**Support de travail:**
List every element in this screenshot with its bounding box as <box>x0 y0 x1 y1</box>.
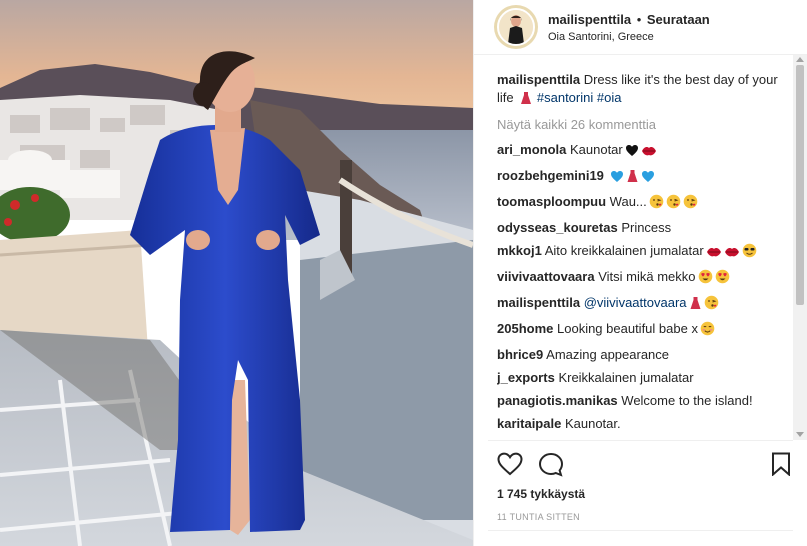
comment-mention[interactable]: @viivivaattovaara <box>584 295 687 310</box>
kissing-face-icon <box>704 295 719 315</box>
comment-bubble-icon[interactable] <box>538 452 564 483</box>
post-header: mailispenttila • Seurataan Oia Santorini… <box>474 0 807 55</box>
hashtag-santorini[interactable]: #santorini <box>537 90 593 105</box>
comment-text: Aito kreikkalainen jumalatar <box>544 243 704 258</box>
caption-username[interactable]: mailispenttila <box>497 72 580 87</box>
comment-username[interactable]: toomasploompuu <box>497 194 606 209</box>
comment-username[interactable]: bhrice9 <box>497 347 543 362</box>
header-separator: • <box>636 11 642 27</box>
comment-row: j_exports Kreikkalainen jumalatar <box>497 369 789 387</box>
scroll-down-arrow-icon[interactable] <box>796 432 804 437</box>
comment-username[interactable]: ari_monola <box>497 142 566 157</box>
comment-username[interactable]: viivivaattovaara <box>497 269 595 284</box>
comment-text: Vitsi mikä mekko <box>598 269 696 284</box>
comment-row: karitaipale Kaunotar. <box>497 415 789 433</box>
bottom-divider <box>488 530 793 531</box>
heart-eyes-face-icon <box>715 269 730 289</box>
comment-row: mkkoj1 Aito kreikkalainen jumalatar <box>497 242 789 263</box>
black-heart-icon <box>625 144 639 162</box>
post-photo[interactable] <box>0 0 473 546</box>
avatar[interactable] <box>494 5 538 49</box>
follow-status-button[interactable]: Seurataan <box>647 12 710 27</box>
likes-count[interactable]: 1 745 tykkäystä <box>497 487 585 501</box>
red-dress-icon <box>519 91 533 110</box>
comment-row: mailispenttila @viivivaattovaara <box>497 294 789 315</box>
blue-heart-icon <box>610 170 624 188</box>
post-location[interactable]: Oia Santorini, Greece <box>548 31 710 43</box>
post-actions <box>497 452 791 478</box>
comment-row: toomasploompuu Wau... <box>497 193 789 214</box>
comment-username[interactable]: roozbehgemini19 <box>497 168 604 183</box>
avatar-image <box>497 8 535 46</box>
kiss-lips-icon <box>641 144 657 162</box>
comment-text: Amazing appearance <box>546 347 670 362</box>
comment-username[interactable]: odysseas_kouretas <box>497 220 618 235</box>
comments-list[interactable]: mailispenttila Dress like it's the best … <box>497 62 789 440</box>
comment-username[interactable]: panagiotis.manikas <box>497 393 618 408</box>
blue-heart-icon <box>641 170 655 188</box>
red-dress-icon <box>626 169 639 188</box>
comment-text: Kaunotar. <box>564 416 621 431</box>
comment-username[interactable]: mailispenttila <box>497 295 580 310</box>
hashtag-oia[interactable]: #oia <box>597 90 622 105</box>
kiss-lips-icon <box>724 245 740 263</box>
comment-text: Kaunotar <box>569 142 623 157</box>
comment-text: Wau... <box>609 194 647 209</box>
comment-text: Princess <box>621 220 672 235</box>
actions-divider <box>488 440 793 441</box>
smiling-face-icon <box>700 321 715 341</box>
bookmark-icon[interactable] <box>771 452 791 481</box>
kissing-face-icon <box>649 194 664 214</box>
red-dress-icon <box>689 296 702 315</box>
comment-row: roozbehgemini19 <box>497 167 789 188</box>
comment-text: Kreikkalainen jumalatar <box>558 370 694 385</box>
scroll-thumb[interactable] <box>796 65 804 305</box>
post-username[interactable]: mailispenttila <box>548 12 631 27</box>
comments-scrollbar[interactable] <box>793 55 807 440</box>
comment-row: ari_monola Kaunotar <box>497 141 789 162</box>
comment-text: Looking beautiful babe x <box>557 321 698 336</box>
kissing-face-icon <box>683 194 698 214</box>
view-all-comments-link[interactable]: Näytä kaikki 26 kommenttia <box>497 116 789 134</box>
comment-row: viivivaattovaara Vitsi mikä mekko <box>497 268 789 289</box>
post-caption: mailispenttila Dress like it's the best … <box>497 71 789 110</box>
post-side-panel: mailispenttila • Seurataan Oia Santorini… <box>473 0 807 546</box>
comment-row: panagiotis.manikas Welcome to the island… <box>497 392 789 410</box>
heart-eyes-face-icon <box>698 269 713 289</box>
heart-outline-icon[interactable] <box>497 452 523 481</box>
comment-row: odysseas_kouretas Princess <box>497 219 789 237</box>
scroll-up-arrow-icon[interactable] <box>796 57 804 62</box>
post-timestamp: 11 TUNTIA SITTEN <box>497 512 580 522</box>
comment-username[interactable]: j_exports <box>497 370 555 385</box>
kiss-lips-icon <box>706 245 722 263</box>
comment-row: 205home Looking beautiful babe x <box>497 320 789 341</box>
kissing-face-icon <box>666 194 681 214</box>
comment-username[interactable]: 205home <box>497 321 553 336</box>
comment-row: bhrice9 Amazing appearance <box>497 346 789 364</box>
comment-username[interactable]: mkkoj1 <box>497 243 542 258</box>
comment-username[interactable]: karitaipale <box>497 416 561 431</box>
comment-text: Welcome to the island! <box>621 393 753 408</box>
sunglasses-face-icon <box>742 243 757 263</box>
photo-illustration <box>0 0 473 546</box>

**Consigne:** Extrayez sans aucune modification toutes les lignes des enregistrements ci-dessus. Omettez les images dans votre réponse.

**Résultat attendu:**
List every element in this screenshot with its bounding box as <box>x0 y0 x1 y1</box>.
comment-mention[interactable]: @viivivaattovaara <box>584 295 687 310</box>
kissing-face-icon <box>704 295 719 315</box>
comment-bubble-icon[interactable] <box>538 452 564 483</box>
post-header: mailispenttila • Seurataan Oia Santorini… <box>474 0 807 55</box>
hashtag-santorini[interactable]: #santorini <box>537 90 593 105</box>
comment-text: Aito kreikkalainen jumalatar <box>544 243 704 258</box>
caption-username[interactable]: mailispenttila <box>497 72 580 87</box>
comment-username[interactable]: toomasploompuu <box>497 194 606 209</box>
comment-username[interactable]: bhrice9 <box>497 347 543 362</box>
header-separator: • <box>636 11 642 27</box>
comment-row: j_exports Kreikkalainen jumalatar <box>497 369 789 387</box>
scroll-down-arrow-icon[interactable] <box>796 432 804 437</box>
comment-username[interactable]: ari_monola <box>497 142 566 157</box>
comment-username[interactable]: viivivaattovaara <box>497 269 595 284</box>
comment-text: Vitsi mikä mekko <box>598 269 696 284</box>
comment-row: karitaipale Kaunotar. <box>497 415 789 433</box>
bottom-divider <box>488 530 793 531</box>
heart-eyes-face-icon <box>715 269 730 289</box>
comment-row: mkkoj1 Aito kreikkalainen jumalatar <box>497 242 789 263</box>
black-heart-icon <box>625 144 639 162</box>
post-photo[interactable] <box>0 0 473 546</box>
avatar[interactable] <box>494 5 538 49</box>
follow-status-button[interactable]: Seurataan <box>647 12 710 27</box>
likes-count[interactable]: 1 745 tykkäystä <box>497 487 585 501</box>
red-dress-icon <box>519 91 533 110</box>
comment-row: mailispenttila @viivivaattovaara <box>497 294 789 315</box>
blue-heart-icon <box>610 170 624 188</box>
post-location[interactable]: Oia Santorini, Greece <box>548 31 710 43</box>
post-actions <box>497 452 791 478</box>
comment-row: toomasploompuu Wau... <box>497 193 789 214</box>
comment-username[interactable]: roozbehgemini19 <box>497 168 604 183</box>
avatar-image <box>497 8 535 46</box>
kiss-lips-icon <box>641 144 657 162</box>
comment-text: Amazing appearance <box>546 347 670 362</box>
comment-username[interactable]: odysseas_kouretas <box>497 220 618 235</box>
comments-list[interactable]: mailispenttila Dress like it's the best … <box>497 62 789 440</box>
comment-username[interactable]: panagiotis.manikas <box>497 393 618 408</box>
blue-heart-icon <box>641 170 655 188</box>
red-dress-icon <box>626 169 639 188</box>
comment-text: Kaunotar. <box>564 416 621 431</box>
comment-username[interactable]: mailispenttila <box>497 295 580 310</box>
hashtag-oia[interactable]: #oia <box>597 90 622 105</box>
kiss-lips-icon <box>724 245 740 263</box>
comment-text: Kaunotar <box>569 142 623 157</box>
comment-text: Wau... <box>609 194 647 209</box>
comment-text: Princess <box>621 220 672 235</box>
actions-divider <box>488 440 793 441</box>
smiling-face-icon <box>700 321 715 341</box>
bookmark-icon[interactable] <box>771 452 791 481</box>
kissing-face-icon <box>649 194 664 214</box>
red-dress-icon <box>689 296 702 315</box>
comment-row: roozbehgemini19 <box>497 167 789 188</box>
comment-text: Kreikkalainen jumalatar <box>558 370 694 385</box>
scroll-thumb[interactable] <box>796 65 804 305</box>
post-username[interactable]: mailispenttila <box>548 12 631 27</box>
comments-scrollbar[interactable] <box>793 55 807 440</box>
comment-row: ari_monola Kaunotar <box>497 141 789 162</box>
comment-text: Looking beautiful babe x <box>557 321 698 336</box>
kissing-face-icon <box>683 194 698 214</box>
view-all-comments-link[interactable]: Näytä kaikki 26 kommenttia <box>497 116 789 134</box>
comment-row: viivivaattovaara Vitsi mikä mekko <box>497 268 789 289</box>
post-caption: mailispenttila Dress like it's the best … <box>497 71 789 110</box>
post-side-panel: mailispenttila • Seurataan Oia Santorini… <box>473 0 807 546</box>
comment-row: panagiotis.manikas Welcome to the island… <box>497 392 789 410</box>
heart-eyes-face-icon <box>698 269 713 289</box>
heart-outline-icon[interactable] <box>497 452 523 481</box>
comment-row: odysseas_kouretas Princess <box>497 219 789 237</box>
scroll-up-arrow-icon[interactable] <box>796 57 804 62</box>
post-timestamp: 11 TUNTIA SITTEN <box>497 512 580 522</box>
comment-username[interactable]: j_exports <box>497 370 555 385</box>
kiss-lips-icon <box>706 245 722 263</box>
comment-row: 205home Looking beautiful babe x <box>497 320 789 341</box>
kissing-face-icon <box>666 194 681 214</box>
comment-username[interactable]: 205home <box>497 321 553 336</box>
comment-row: bhrice9 Amazing appearance <box>497 346 789 364</box>
comment-username[interactable]: mkkoj1 <box>497 243 542 258</box>
comment-username[interactable]: karitaipale <box>497 416 561 431</box>
comment-text: Welcome to the island! <box>621 393 753 408</box>
sunglasses-face-icon <box>742 243 757 263</box>
photo-illustration <box>0 0 473 546</box>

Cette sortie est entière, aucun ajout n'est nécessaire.